**** Record set

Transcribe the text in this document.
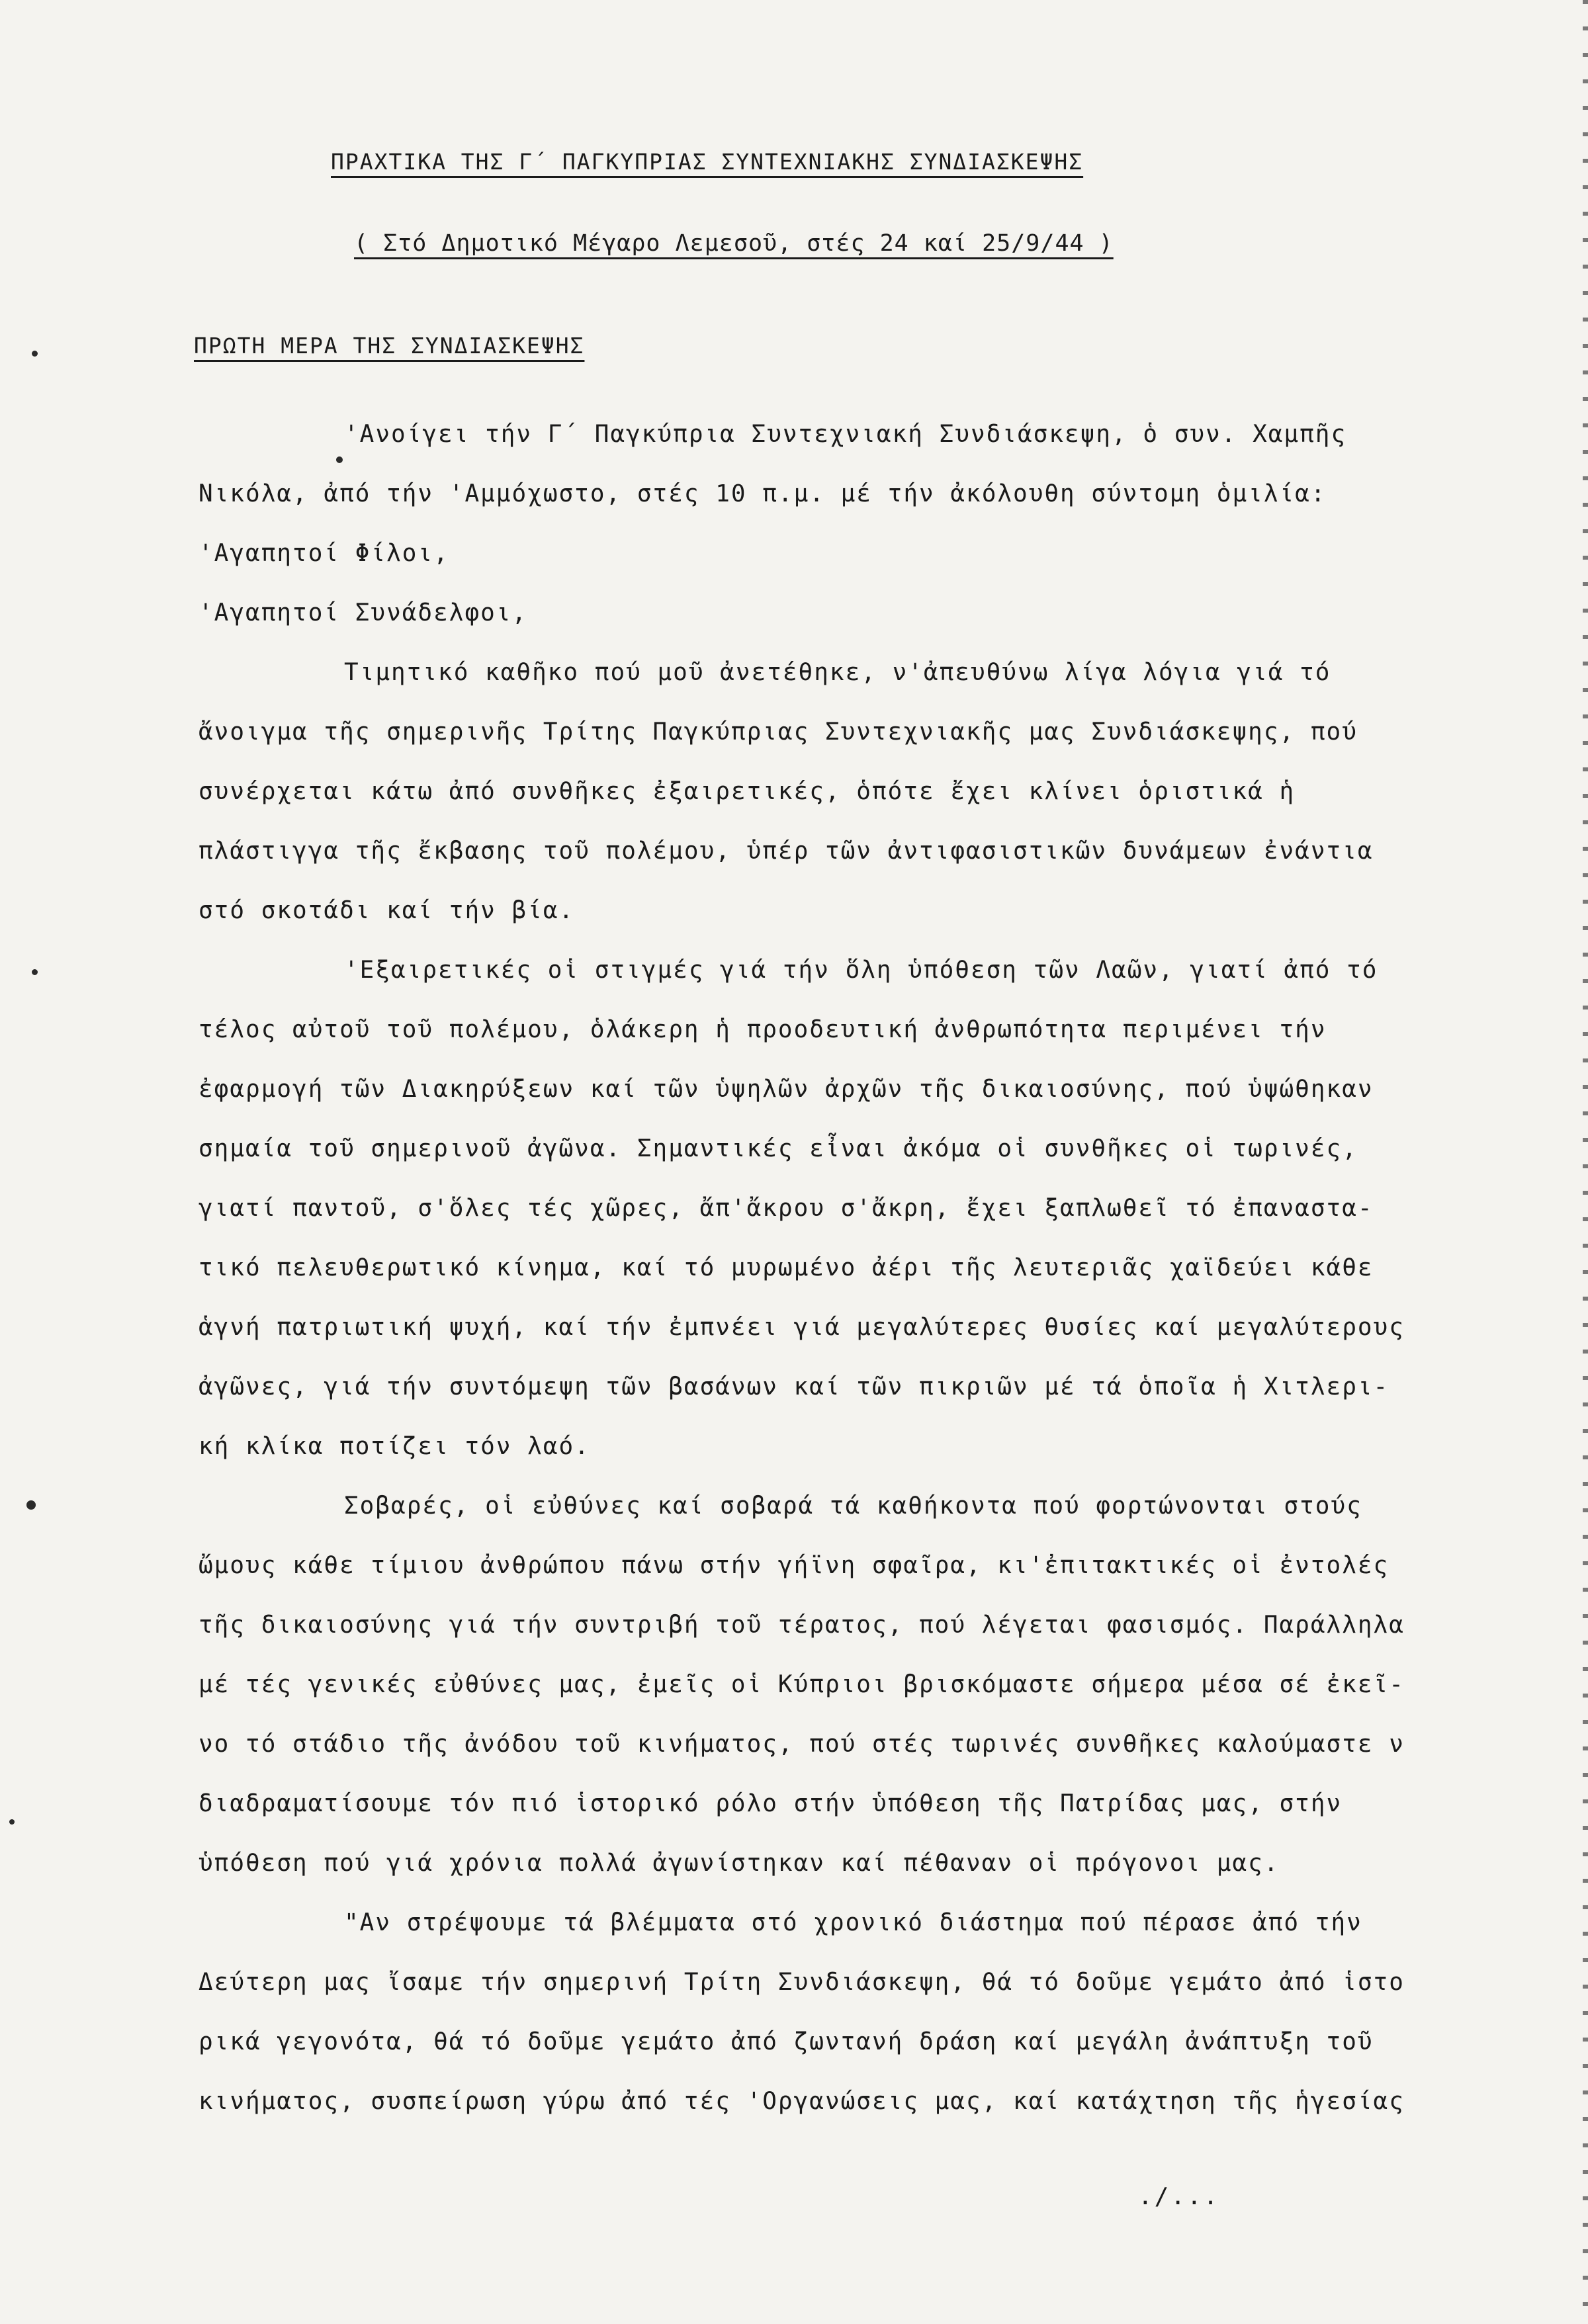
ΠΡΑΧΤΙΚΑ ΤΗΣ Γ΄ ΠΑΓΚΥΠΡΙΑΣ ΣΥΝΤΕΧΝΙΑΚΗΣ ΣΥΝΔΙΑΣΚΕΨΗΣ
( Στό Δημοτικό Μέγαρο Λεμεσοῦ, στές 24 καί 25/9/44 )
ΠΡΩΤΗ ΜΕΡΑ ΤΗΣ ΣΥΝΔΙΑΣΚΕΨΗΣ
'Ανοίγει τήν Γ΄ Παγκύπρια Συντεχνιακή Συνδιάσκεψη, ὁ συν. Χαμπῆς
Νικόλα, ἀπό τήν 'Αμμόχωστο, στές 10 π.μ. μέ τήν ἀκόλουθη σύντομη ὁμιλία:
'Αγαπητοί Φίλοι,
'Αγαπητοί Συνάδελφοι,
Τιμητικό καθῆκο πού μοῦ ἀνετέθηκε, ν'ἀπευθύνω λίγα λόγια γιά τό
ἄνοιγμα τῆς σημερινῆς Τρίτης Παγκύπριας Συντεχνιακῆς μας Συνδιάσκεψης, πού
συνέρχεται κάτω ἀπό συνθῆκες ἐξαιρετικές, ὁπότε ἔχει κλίνει ὁριστικά ἡ
πλάστιγγα τῆς ἔκβασης τοῦ πολέμου, ὑπέρ τῶν ἀντιφασιστικῶν δυνάμεων ἐνάντια
στό σκοτάδι καί τήν βία.
'Εξαιρετικές οἱ στιγμές γιά τήν ὅλη ὑπόθεση τῶν Λαῶν, γιατί ἀπό τό
τέλος αὐτοῦ τοῦ πολέμου, ὁλάκερη ἡ προοδευτική ἀνθρωπότητα περιμένει τήν
ἐφαρμογή τῶν Διακηρύξεων καί τῶν ὑψηλῶν ἀρχῶν τῆς δικαιοσύνης, πού ὑψώθηκαν
σημαία τοῦ σημερινοῦ ἀγῶνα. Σημαντικές εἶναι ἀκόμα οἱ συνθῆκες οἱ τωρινές,
γιατί παντοῦ, σ'ὅλες τές χῶρες, ἄπ'ἄκρου σ'ἄκρη, ἔχει ξαπλωθεῖ τό ἐπαναστα-
τικό πελευθερωτικό κίνημα, καί τό μυρωμένο ἀέρι τῆς λευτεριᾶς χαϊδεύει κάθε
ἁγνή πατριωτική ψυχή, καί τήν ἐμπνέει γιά μεγαλύτερες θυσίες καί μεγαλύτερους
ἀγῶνες, γιά τήν συντόμεψη τῶν βασάνων καί τῶν πικριῶν μέ τά ὁποῖα ἡ Χιτλερι-
κή κλίκα ποτίζει τόν λαό.
Σοβαρές, οἱ εὐθύνες καί σοβαρά τά καθήκοντα πού φορτώνονται στούς
ὤμους κάθε τίμιου ἀνθρώπου πάνω στήν γήϊνη σφαῖρα, κι'ἐπιτακτικές οἱ ἐντολές
τῆς δικαιοσύνης γιά τήν συντριβή τοῦ τέρατος, πού λέγεται φασισμός. Παράλληλα
μέ τές γενικές εὐθύνες μας, ἐμεῖς οἱ Κύπριοι βρισκόμαστε σήμερα μέσα σέ ἐκεῖ-
νο τό στάδιο τῆς ἀνόδου τοῦ κινήματος, πού στές τωρινές συνθῆκες καλούμαστε ν
διαδραματίσουμε τόν πιό ἱστορικό ρόλο στήν ὑπόθεση τῆς Πατρίδας μας, στήν
ὑπόθεση πού γιά χρόνια πολλά ἀγωνίστηκαν καί πέθαναν οἱ πρόγονοι μας.
"Αν στρέψουμε τά βλέμματα στό χρονικό διάστημα πού πέρασε ἀπό τήν
Δεύτερη μας ἴσαμε τήν σημερινή Τρίτη Συνδιάσκεψη, θά τό δοῦμε γεμάτο ἀπό ἱστο
ρικά γεγονότα, θά τό δοῦμε γεμάτο ἀπό ζωντανή δράση καί μεγάλη ἀνάπτυξη τοῦ
κινήματος, συσπείρωση γύρω ἀπό τές 'Οργανώσεις μας, καί κατάχτηση τῆς ἡγεσίας
./...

********

**Stated task**
Extract all lines from the data in which "δοῦμε" is found.

**Exercise solution**
Δεύτερη μας ἴσαμε τήν σημερινή Τρίτη Συνδιάσκεψη, θά τό δοῦμε γεμάτο ἀπό ἱστο
ρικά γεγονότα, θά τό δοῦμε γεμάτο ἀπό ζωντανή δράση καί μεγάλη ἀνάπτυξη τοῦ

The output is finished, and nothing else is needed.